------ STORED RECORDS ------

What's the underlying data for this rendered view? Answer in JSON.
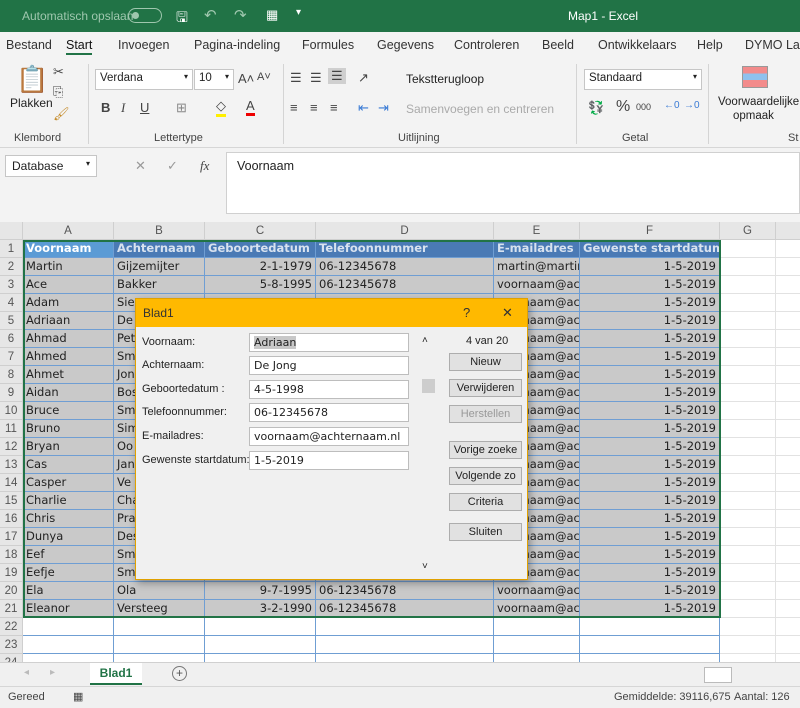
{
  "titlebar": {
    "autosave": "Automatisch opslaan",
    "title": "Map1  -  Excel"
  },
  "tabs": [
    "Bestand",
    "Start",
    "Invoegen",
    "Pagina-indeling",
    "Formules",
    "Gegevens",
    "Controleren",
    "Beeld",
    "Ontwikkelaars",
    "Help",
    "DYMO Lab"
  ],
  "ribbon": {
    "paste": "Plakken",
    "font": "Verdana",
    "size": "10",
    "wrap": "Tekstterugloop",
    "merge": "Samenvoegen en centreren",
    "numfmt": "Standaard",
    "cond1": "Voorwaardelijke",
    "cond2": "opmaak",
    "groups": [
      "Klembord",
      "Lettertype",
      "Uitlijning",
      "Getal",
      "St"
    ]
  },
  "formula": {
    "namebox": "Database",
    "fx": "fx",
    "content": "Voornaam"
  },
  "columns": [
    "A",
    "B",
    "C",
    "D",
    "E",
    "F",
    "G"
  ],
  "rows": [
    [
      "Voornaam",
      "Achternaam",
      "Geboortedatum",
      "Telefoonnummer",
      "E-mailadres",
      "Gewenste startdatum"
    ],
    [
      "Martin",
      "Gijzemijter",
      "2-1-1979",
      "06-12345678",
      "martin@martin",
      "1-5-2019"
    ],
    [
      "Ace",
      "Bakker",
      "5-8-1995",
      "06-12345678",
      "voornaam@achternaam.nl",
      "1-5-2019"
    ],
    [
      "Adam",
      "Sie",
      "",
      "",
      "voornaam@achternaam.nl",
      "1-5-2019"
    ],
    [
      "Adriaan",
      "De",
      "",
      "",
      "voornaam@achternaam.nl",
      "1-5-2019"
    ],
    [
      "Ahmad",
      "Pet",
      "",
      "",
      "voornaam@achternaam.nl",
      "1-5-2019"
    ],
    [
      "Ahmed",
      "Sm",
      "",
      "",
      "voornaam@achternaam.nl",
      "1-5-2019"
    ],
    [
      "Ahmet",
      "Jon",
      "",
      "",
      "voornaam@achternaam.nl",
      "1-5-2019"
    ],
    [
      "Aidan",
      "Bos",
      "",
      "",
      "voornaam@achternaam.nl",
      "1-5-2019"
    ],
    [
      "Bruce",
      "Sm",
      "",
      "",
      "voornaam@achternaam.nl",
      "1-5-2019"
    ],
    [
      "Bruno",
      "Sim",
      "",
      "",
      "voornaam@achternaam.nl",
      "1-5-2019"
    ],
    [
      "Bryan",
      "Oo",
      "",
      "",
      "voornaam@achternaam.nl",
      "1-5-2019"
    ],
    [
      "Cas",
      "Jan",
      "",
      "",
      "voornaam@achternaam.nl",
      "1-5-2019"
    ],
    [
      "Casper",
      "Ve",
      "",
      "",
      "voornaam@achternaam.nl",
      "1-5-2019"
    ],
    [
      "Charlie",
      "Cha",
      "",
      "",
      "voornaam@achternaam.nl",
      "1-5-2019"
    ],
    [
      "Chris",
      "Pra",
      "",
      "",
      "voornaam@achternaam.nl",
      "1-5-2019"
    ],
    [
      "Dunya",
      "Des",
      "",
      "",
      "voornaam@achternaam.nl",
      "1-5-2019"
    ],
    [
      "Eef",
      "Sm",
      "",
      "",
      "voornaam@achternaam.nl",
      "1-5-2019"
    ],
    [
      "Eefje",
      "Sm",
      "",
      "",
      "voornaam@achternaam.nl",
      "1-5-2019"
    ],
    [
      "Ela",
      "Ola",
      "9-7-1995",
      "06-12345678",
      "voornaam@achternaam.nl",
      "1-5-2019"
    ],
    [
      "Eleanor",
      "Versteeg",
      "3-2-1990",
      "06-12345678",
      "voornaam@achternaam.nl",
      "1-5-2019"
    ]
  ],
  "extra_rows": [
    "22",
    "23",
    "24"
  ],
  "dialog": {
    "title": "Blad1",
    "help": "?",
    "close": "✕",
    "record": "4 van 20",
    "fields": [
      {
        "label": "Voornaam:",
        "value": "Adriaan"
      },
      {
        "label": "Achternaam:",
        "value": "De Jong"
      },
      {
        "label": "Geboortedatum :",
        "value": "4-5-1998"
      },
      {
        "label": "Telefoonnummer:",
        "value": "06-12345678"
      },
      {
        "label": "E-mailadres:",
        "value": "voornaam@achternaam.nl"
      },
      {
        "label": "Gewenste startdatum:",
        "value": "1-5-2019"
      }
    ],
    "buttons": [
      "Nieuw",
      "Verwijderen",
      "Herstellen",
      "Vorige zoeke",
      "Volgende zo",
      "Criteria",
      "Sluiten"
    ]
  },
  "sheet": {
    "tab": "Blad1"
  },
  "status": {
    "ready": "Gereed",
    "average": "Gemiddelde: 39116,675",
    "count": "Aantal: 126"
  },
  "colors": {
    "brand": "#217346",
    "dialog_title": "#ffb900",
    "header_fill": "#4a7ab5",
    "selection": "#c9c9c9"
  }
}
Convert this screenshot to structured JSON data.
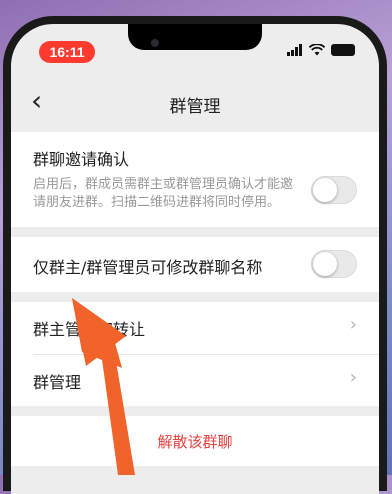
{
  "status_bar": {
    "time": "16:11"
  },
  "nav": {
    "back_icon": "chevron-left-icon",
    "title": "群管理"
  },
  "invite_confirm": {
    "title": "群聊邀请确认",
    "description": "启用后，群成员需群主或群管理员确认才能邀请朋友进群。扫描二维码进群将同时停用。",
    "enabled": false
  },
  "only_admin_rename": {
    "title": "仅群主/群管理员可修改群聊名称",
    "enabled": false
  },
  "transfer_owner": {
    "title": "群主管理权转让"
  },
  "group_admins": {
    "title": "群管理"
  },
  "dissolve": {
    "label": "解散该群聊"
  },
  "colors": {
    "danger": "#e64340",
    "arrow": "#f0632b",
    "time_pill": "#ff3b30"
  }
}
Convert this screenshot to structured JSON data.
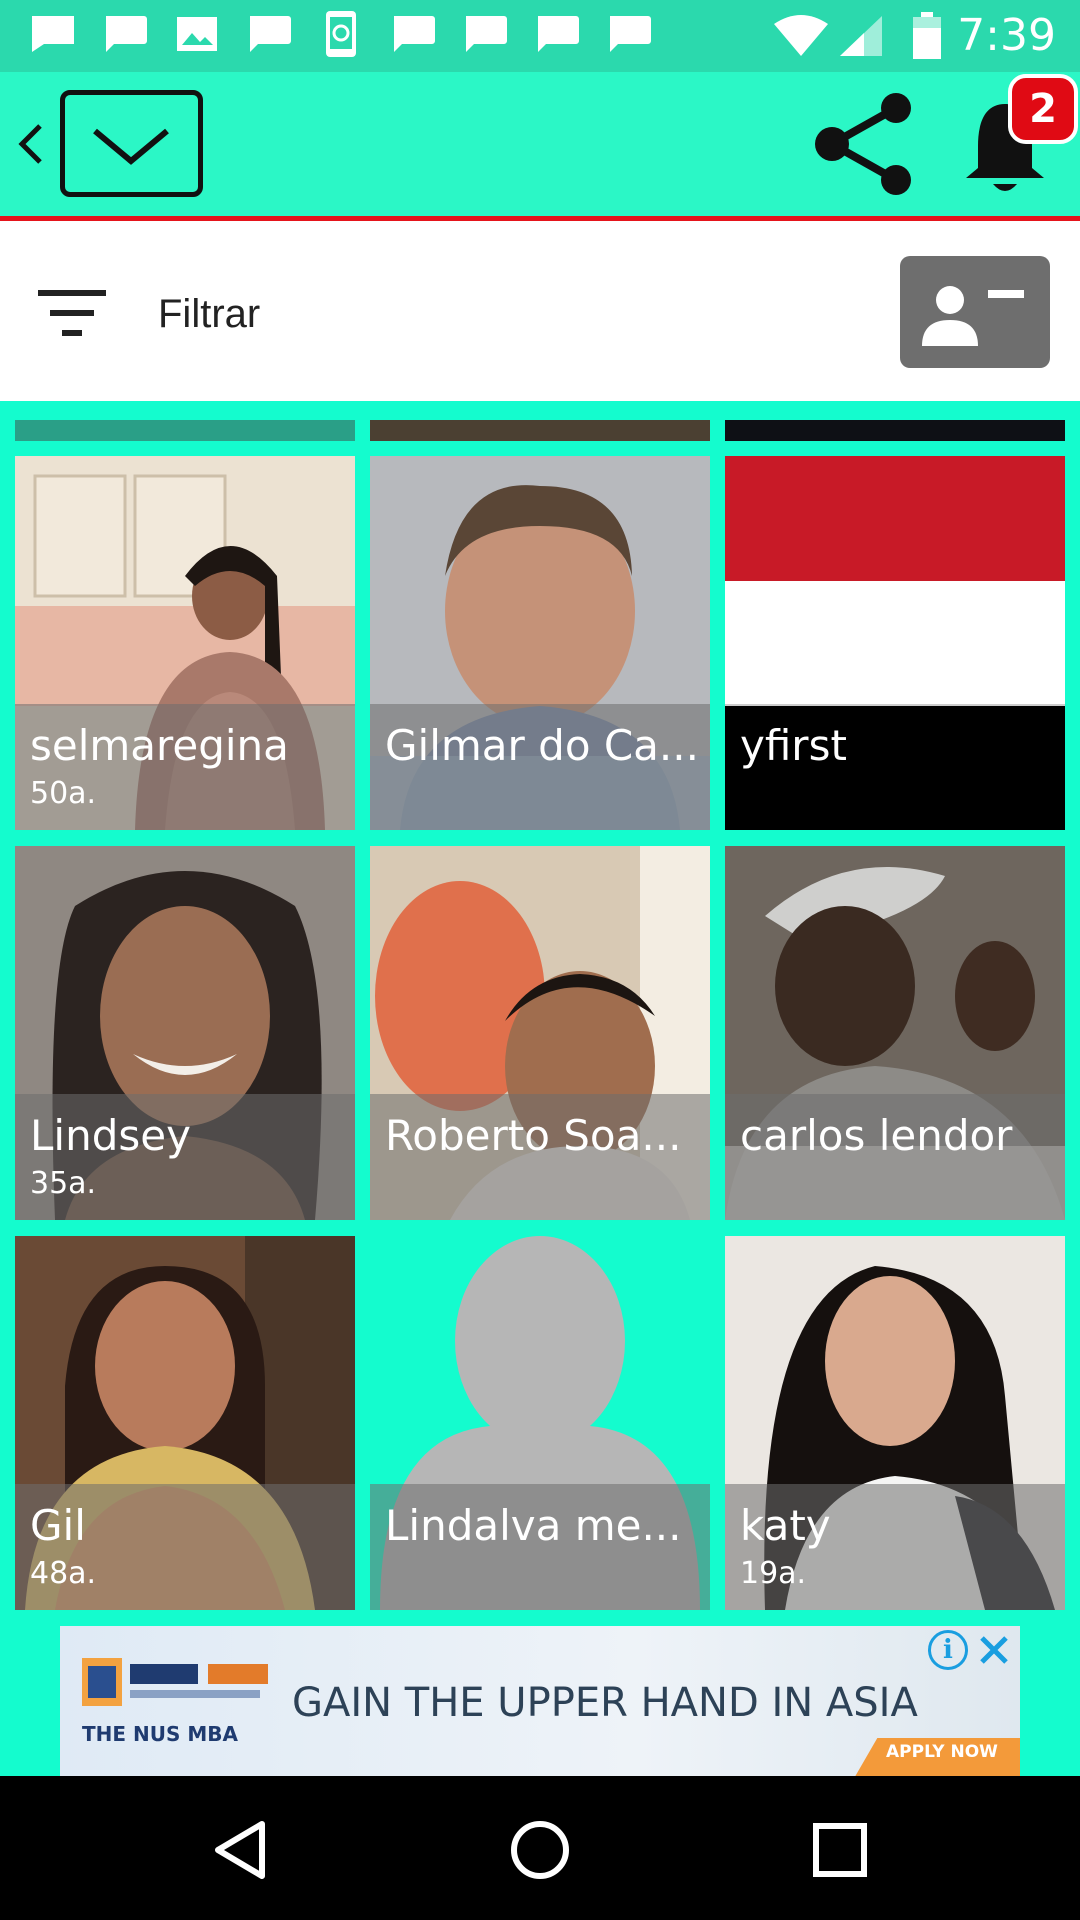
{
  "status_bar": {
    "time": "7:39",
    "icons": [
      "message-icon",
      "chat-icon",
      "image-icon",
      "chat-icon",
      "phone-sync-icon",
      "chat-icon",
      "chat-icon",
      "chat-icon",
      "chat-icon",
      "wifi-icon",
      "signal-icon",
      "battery-icon"
    ]
  },
  "app_bar": {
    "icons": [
      "chevron-left-icon",
      "mail-icon",
      "share-icon",
      "bell-icon"
    ],
    "notification_count": "2",
    "accent_color": "#2bf7c6",
    "underline_color": "#e5141b"
  },
  "filter": {
    "label": "Filtrar"
  },
  "grid": {
    "background": "#14fcce",
    "profiles": [
      {
        "name": "selmaregina",
        "age": "50a."
      },
      {
        "name": "Gilmar do Ca...",
        "age": ""
      },
      {
        "name": "yfirst",
        "age": ""
      },
      {
        "name": "Lindsey",
        "age": "35a."
      },
      {
        "name": "Roberto Soa...",
        "age": ""
      },
      {
        "name": "carlos lendor",
        "age": ""
      },
      {
        "name": "Gil",
        "age": "48a."
      },
      {
        "name": "Lindalva me...",
        "age": ""
      },
      {
        "name": "katy",
        "age": "19a."
      }
    ]
  },
  "ad": {
    "headline": "GAIN THE UPPER HAND IN ASIA",
    "brand": "THE NUS MBA",
    "cta": "APPLY NOW"
  },
  "nav_bar": {
    "buttons": [
      "back-icon",
      "home-icon",
      "recents-icon"
    ]
  }
}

------

EXERCISE
Find the lines containing "Geboortedatum" and pull them out.

SOLVED PROBLEM
      "Geboortedatum",
        "label": "Geboortedatum :",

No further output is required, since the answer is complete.